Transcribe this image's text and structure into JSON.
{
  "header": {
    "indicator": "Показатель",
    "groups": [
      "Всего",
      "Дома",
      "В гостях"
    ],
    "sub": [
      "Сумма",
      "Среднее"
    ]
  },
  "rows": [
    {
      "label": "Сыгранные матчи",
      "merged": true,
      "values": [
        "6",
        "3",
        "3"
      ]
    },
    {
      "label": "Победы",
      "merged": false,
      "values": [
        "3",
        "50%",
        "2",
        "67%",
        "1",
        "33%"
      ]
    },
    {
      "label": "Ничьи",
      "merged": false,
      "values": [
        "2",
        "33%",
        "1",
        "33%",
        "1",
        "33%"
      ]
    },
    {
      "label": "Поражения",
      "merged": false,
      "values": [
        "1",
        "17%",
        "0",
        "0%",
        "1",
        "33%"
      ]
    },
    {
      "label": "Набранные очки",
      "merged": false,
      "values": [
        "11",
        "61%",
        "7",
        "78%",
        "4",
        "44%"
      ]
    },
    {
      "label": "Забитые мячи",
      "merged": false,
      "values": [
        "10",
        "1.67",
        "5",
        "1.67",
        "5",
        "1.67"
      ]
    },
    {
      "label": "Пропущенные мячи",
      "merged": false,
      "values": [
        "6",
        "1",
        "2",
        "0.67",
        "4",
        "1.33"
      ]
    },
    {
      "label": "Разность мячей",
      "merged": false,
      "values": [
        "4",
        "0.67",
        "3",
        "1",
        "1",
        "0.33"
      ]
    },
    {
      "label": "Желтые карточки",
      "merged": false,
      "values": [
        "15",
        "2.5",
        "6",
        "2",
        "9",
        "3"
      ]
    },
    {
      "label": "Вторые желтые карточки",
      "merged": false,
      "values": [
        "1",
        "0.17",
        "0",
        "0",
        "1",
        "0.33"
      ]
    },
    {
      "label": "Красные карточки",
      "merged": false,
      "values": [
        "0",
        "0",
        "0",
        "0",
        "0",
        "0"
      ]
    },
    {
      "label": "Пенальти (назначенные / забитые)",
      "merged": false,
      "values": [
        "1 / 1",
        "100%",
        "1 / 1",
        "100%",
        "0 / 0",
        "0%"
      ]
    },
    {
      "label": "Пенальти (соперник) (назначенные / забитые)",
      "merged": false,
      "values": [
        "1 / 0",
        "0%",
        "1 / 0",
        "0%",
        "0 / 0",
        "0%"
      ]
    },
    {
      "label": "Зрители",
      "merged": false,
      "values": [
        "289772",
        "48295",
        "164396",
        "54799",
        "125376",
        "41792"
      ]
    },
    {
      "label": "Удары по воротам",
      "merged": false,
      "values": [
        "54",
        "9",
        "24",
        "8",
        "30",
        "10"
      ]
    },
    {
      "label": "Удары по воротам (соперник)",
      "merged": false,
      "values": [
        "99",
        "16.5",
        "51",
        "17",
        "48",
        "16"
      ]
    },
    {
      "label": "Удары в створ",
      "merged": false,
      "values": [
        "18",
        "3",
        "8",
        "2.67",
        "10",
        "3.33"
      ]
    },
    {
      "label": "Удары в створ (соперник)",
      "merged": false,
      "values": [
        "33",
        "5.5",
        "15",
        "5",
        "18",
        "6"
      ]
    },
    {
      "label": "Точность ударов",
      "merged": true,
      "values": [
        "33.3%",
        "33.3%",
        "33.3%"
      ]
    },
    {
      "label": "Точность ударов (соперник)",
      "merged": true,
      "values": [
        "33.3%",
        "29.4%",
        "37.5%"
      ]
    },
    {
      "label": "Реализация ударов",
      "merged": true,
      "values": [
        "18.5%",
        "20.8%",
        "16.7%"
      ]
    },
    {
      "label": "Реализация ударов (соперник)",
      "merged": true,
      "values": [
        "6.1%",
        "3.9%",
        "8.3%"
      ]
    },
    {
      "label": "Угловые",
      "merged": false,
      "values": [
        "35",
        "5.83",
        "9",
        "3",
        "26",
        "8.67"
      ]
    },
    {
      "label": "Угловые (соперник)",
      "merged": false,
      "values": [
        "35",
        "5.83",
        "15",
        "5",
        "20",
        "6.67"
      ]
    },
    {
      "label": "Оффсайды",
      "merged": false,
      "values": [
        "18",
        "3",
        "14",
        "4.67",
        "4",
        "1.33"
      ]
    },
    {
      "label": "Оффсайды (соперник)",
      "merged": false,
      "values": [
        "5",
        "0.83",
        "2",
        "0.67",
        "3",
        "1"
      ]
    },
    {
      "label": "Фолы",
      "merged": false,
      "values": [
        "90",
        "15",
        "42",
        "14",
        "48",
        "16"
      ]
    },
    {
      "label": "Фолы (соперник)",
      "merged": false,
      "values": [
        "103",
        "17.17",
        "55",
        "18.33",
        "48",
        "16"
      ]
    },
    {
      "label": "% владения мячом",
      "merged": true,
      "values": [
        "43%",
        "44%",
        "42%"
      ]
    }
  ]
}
* * * * * * *
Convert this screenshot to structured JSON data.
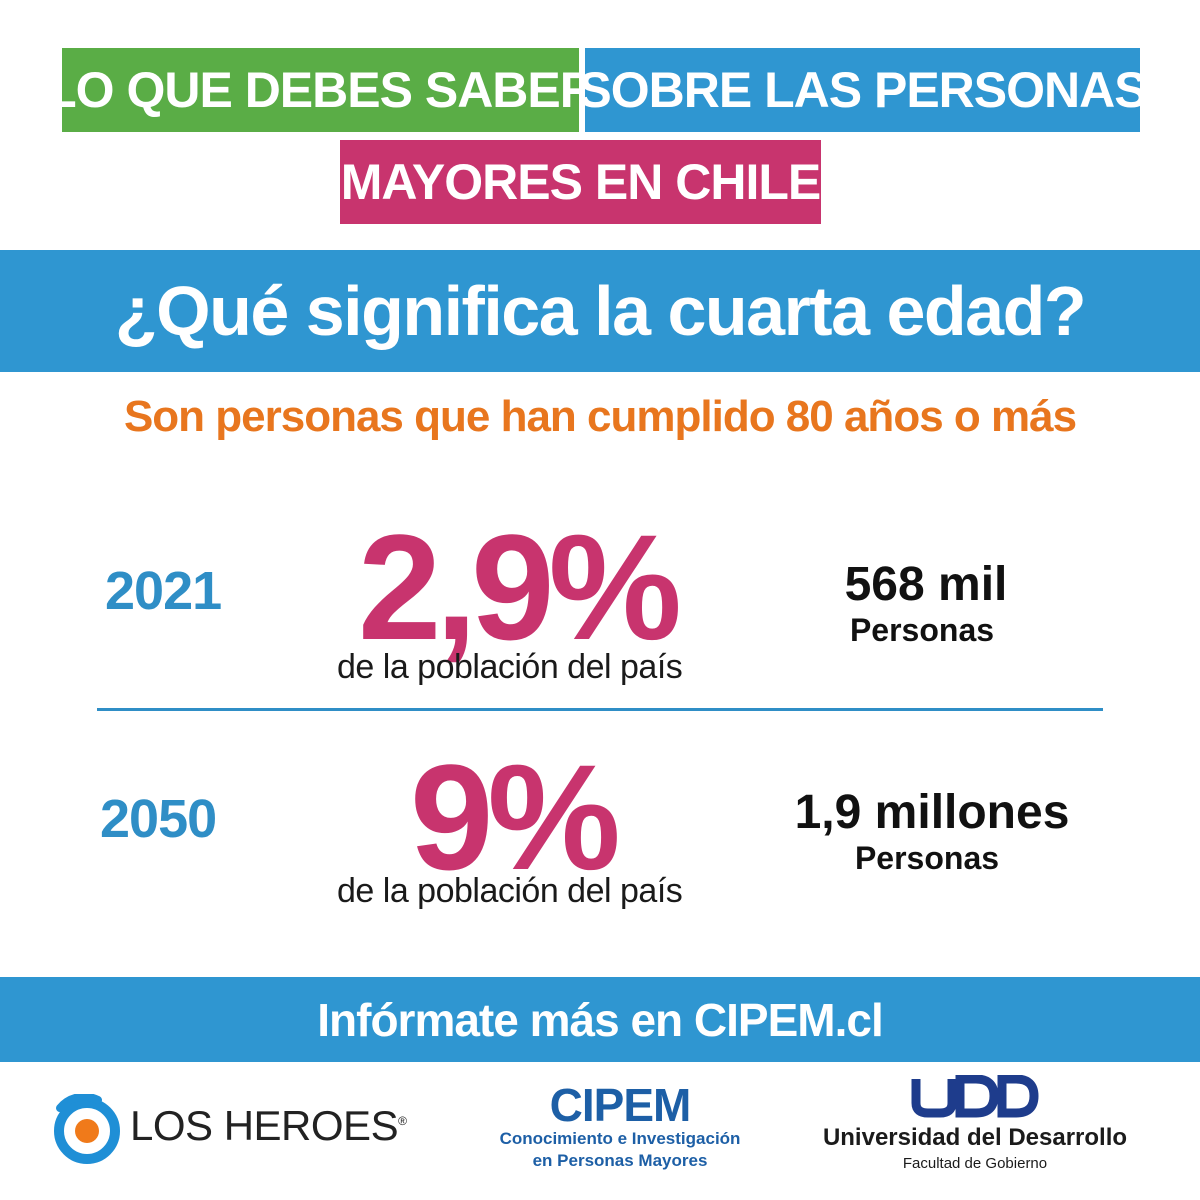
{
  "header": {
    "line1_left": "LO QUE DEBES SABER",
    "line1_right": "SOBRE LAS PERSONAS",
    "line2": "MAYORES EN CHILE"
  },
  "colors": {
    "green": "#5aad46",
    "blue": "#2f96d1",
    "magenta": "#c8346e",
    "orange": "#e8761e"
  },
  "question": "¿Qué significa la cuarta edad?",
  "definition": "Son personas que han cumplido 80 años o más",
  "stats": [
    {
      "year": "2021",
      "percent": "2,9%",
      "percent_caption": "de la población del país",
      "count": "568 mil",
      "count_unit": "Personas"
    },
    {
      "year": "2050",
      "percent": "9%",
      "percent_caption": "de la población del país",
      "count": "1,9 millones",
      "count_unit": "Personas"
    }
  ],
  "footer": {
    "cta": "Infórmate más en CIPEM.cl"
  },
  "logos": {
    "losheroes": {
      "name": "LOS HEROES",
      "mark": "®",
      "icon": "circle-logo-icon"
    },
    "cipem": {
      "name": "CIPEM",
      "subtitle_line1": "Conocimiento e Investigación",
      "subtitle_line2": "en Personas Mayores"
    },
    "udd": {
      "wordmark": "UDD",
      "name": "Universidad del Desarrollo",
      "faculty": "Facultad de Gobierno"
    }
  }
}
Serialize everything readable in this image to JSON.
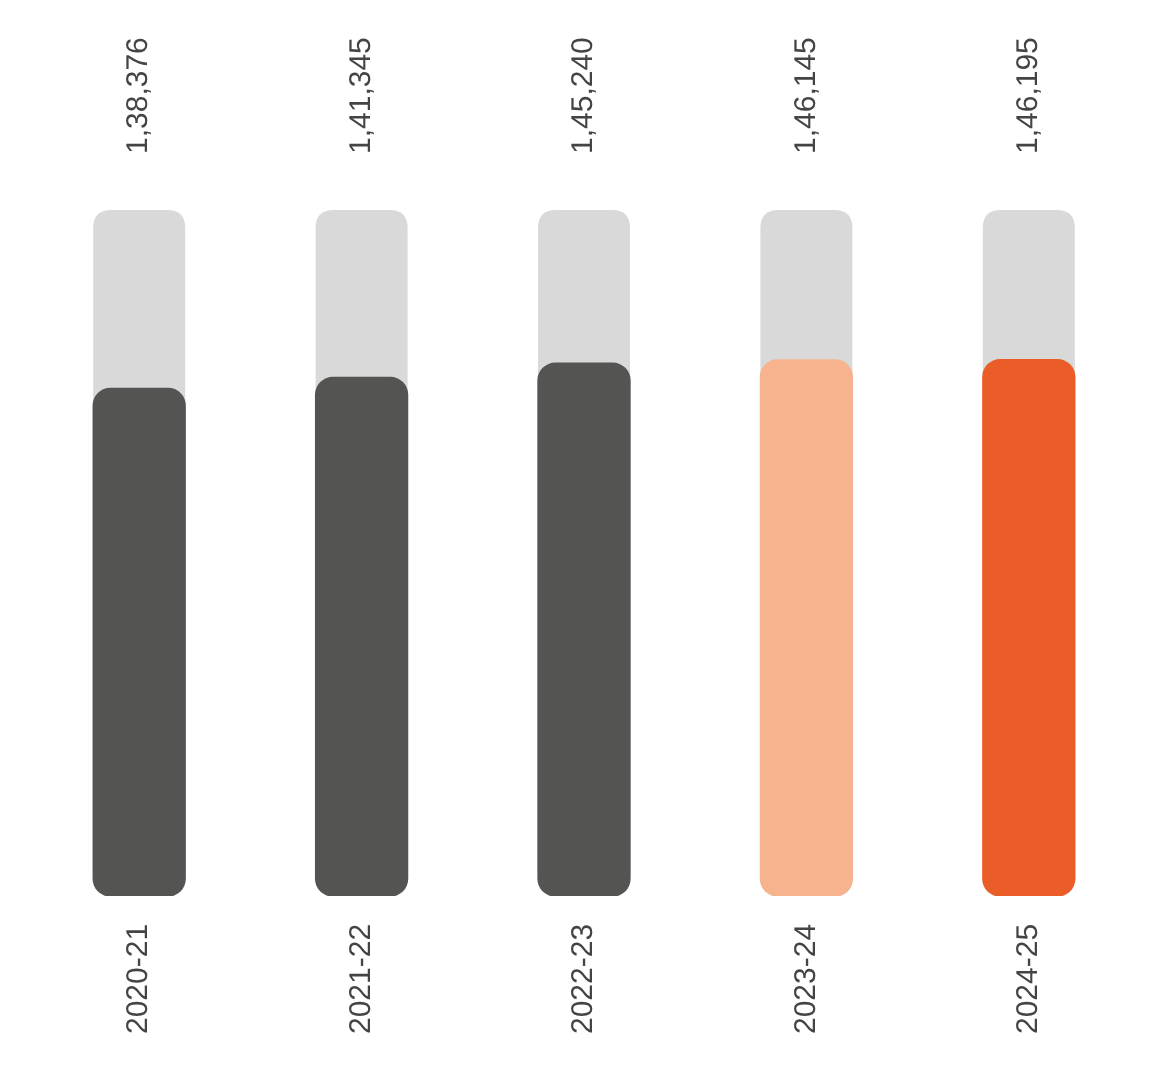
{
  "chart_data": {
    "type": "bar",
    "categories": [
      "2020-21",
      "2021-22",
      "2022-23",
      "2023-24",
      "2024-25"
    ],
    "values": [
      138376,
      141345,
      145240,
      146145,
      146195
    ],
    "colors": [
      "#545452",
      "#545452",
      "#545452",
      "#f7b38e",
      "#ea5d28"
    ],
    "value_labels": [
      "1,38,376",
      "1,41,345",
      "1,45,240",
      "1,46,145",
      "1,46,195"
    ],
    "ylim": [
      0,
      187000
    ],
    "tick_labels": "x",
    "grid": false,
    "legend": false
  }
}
* * * * * * *
● Task brief: Lines that include the word "воротам" — how many are there in the data? Answer with the number alone.

● Reply: 2